**Extracted records**
========
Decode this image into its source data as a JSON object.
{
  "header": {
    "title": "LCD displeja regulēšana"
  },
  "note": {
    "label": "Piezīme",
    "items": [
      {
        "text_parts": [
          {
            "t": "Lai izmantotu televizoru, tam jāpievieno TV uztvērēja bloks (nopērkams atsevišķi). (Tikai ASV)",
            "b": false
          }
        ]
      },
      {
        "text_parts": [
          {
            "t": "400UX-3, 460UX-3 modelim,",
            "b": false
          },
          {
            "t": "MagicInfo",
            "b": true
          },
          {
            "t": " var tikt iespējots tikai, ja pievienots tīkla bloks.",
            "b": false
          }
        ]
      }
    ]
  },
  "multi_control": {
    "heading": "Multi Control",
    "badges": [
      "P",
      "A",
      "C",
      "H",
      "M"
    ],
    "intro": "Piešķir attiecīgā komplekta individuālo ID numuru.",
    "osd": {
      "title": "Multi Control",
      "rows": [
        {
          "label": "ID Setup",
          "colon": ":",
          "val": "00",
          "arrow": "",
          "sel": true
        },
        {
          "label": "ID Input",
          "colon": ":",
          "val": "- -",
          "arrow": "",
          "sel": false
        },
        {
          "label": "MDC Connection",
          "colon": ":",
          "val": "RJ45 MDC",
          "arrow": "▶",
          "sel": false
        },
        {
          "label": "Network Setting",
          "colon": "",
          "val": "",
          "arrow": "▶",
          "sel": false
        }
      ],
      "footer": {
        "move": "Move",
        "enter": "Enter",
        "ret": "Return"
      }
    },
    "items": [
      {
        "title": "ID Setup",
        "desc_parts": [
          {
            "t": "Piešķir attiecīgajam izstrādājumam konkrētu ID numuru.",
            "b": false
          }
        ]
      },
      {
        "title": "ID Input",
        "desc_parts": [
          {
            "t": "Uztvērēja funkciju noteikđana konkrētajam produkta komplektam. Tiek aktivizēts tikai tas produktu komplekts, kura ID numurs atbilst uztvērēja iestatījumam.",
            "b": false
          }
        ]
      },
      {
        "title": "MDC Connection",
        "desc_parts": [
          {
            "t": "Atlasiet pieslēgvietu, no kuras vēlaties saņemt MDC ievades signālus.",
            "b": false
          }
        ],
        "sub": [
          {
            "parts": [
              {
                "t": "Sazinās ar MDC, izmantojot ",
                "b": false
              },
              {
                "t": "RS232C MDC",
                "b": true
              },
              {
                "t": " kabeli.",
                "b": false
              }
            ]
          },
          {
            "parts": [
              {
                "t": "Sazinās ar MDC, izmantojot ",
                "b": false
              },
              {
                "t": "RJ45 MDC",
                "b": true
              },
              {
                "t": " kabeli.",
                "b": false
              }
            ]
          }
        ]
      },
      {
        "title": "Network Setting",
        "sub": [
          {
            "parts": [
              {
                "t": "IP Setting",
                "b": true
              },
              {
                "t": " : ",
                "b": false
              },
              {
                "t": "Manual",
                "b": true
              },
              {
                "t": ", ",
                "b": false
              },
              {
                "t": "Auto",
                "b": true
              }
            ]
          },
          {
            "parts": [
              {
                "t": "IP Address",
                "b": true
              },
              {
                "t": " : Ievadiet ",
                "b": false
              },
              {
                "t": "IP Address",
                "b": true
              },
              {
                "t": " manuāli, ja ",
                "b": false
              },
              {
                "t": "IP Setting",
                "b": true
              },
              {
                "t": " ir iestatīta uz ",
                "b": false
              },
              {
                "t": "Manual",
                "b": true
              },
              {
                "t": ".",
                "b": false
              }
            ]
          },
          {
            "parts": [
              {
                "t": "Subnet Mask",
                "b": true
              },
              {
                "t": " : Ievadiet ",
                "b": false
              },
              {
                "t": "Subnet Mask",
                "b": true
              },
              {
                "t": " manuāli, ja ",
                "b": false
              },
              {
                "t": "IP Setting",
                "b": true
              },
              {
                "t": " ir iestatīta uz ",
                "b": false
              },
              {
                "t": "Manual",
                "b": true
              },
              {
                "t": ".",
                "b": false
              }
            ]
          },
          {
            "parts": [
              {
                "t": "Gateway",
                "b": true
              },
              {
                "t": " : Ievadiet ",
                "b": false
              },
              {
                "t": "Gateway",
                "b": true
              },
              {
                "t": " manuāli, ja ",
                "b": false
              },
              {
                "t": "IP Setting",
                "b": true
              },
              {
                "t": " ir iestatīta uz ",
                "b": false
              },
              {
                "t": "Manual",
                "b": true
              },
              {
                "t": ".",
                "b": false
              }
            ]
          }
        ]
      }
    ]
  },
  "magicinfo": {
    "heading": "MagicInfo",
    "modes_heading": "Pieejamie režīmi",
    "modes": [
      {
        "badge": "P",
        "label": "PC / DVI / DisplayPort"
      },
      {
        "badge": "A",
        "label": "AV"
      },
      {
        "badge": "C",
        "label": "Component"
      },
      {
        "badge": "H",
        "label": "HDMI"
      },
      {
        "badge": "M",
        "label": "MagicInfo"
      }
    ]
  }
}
========
**DIRECTIONS**
Track down every line with the word "bloks" and copy it.

**SOLUTION FOR THIS PROBLEM**
            "t": "Lai izmantotu televizoru, tam jāpievieno TV uztvērēja bloks (nopērkams atsevišķi). (Tikai ASV)",
            "t": " var tikt iespējots tikai, ja pievienots tīkla bloks.",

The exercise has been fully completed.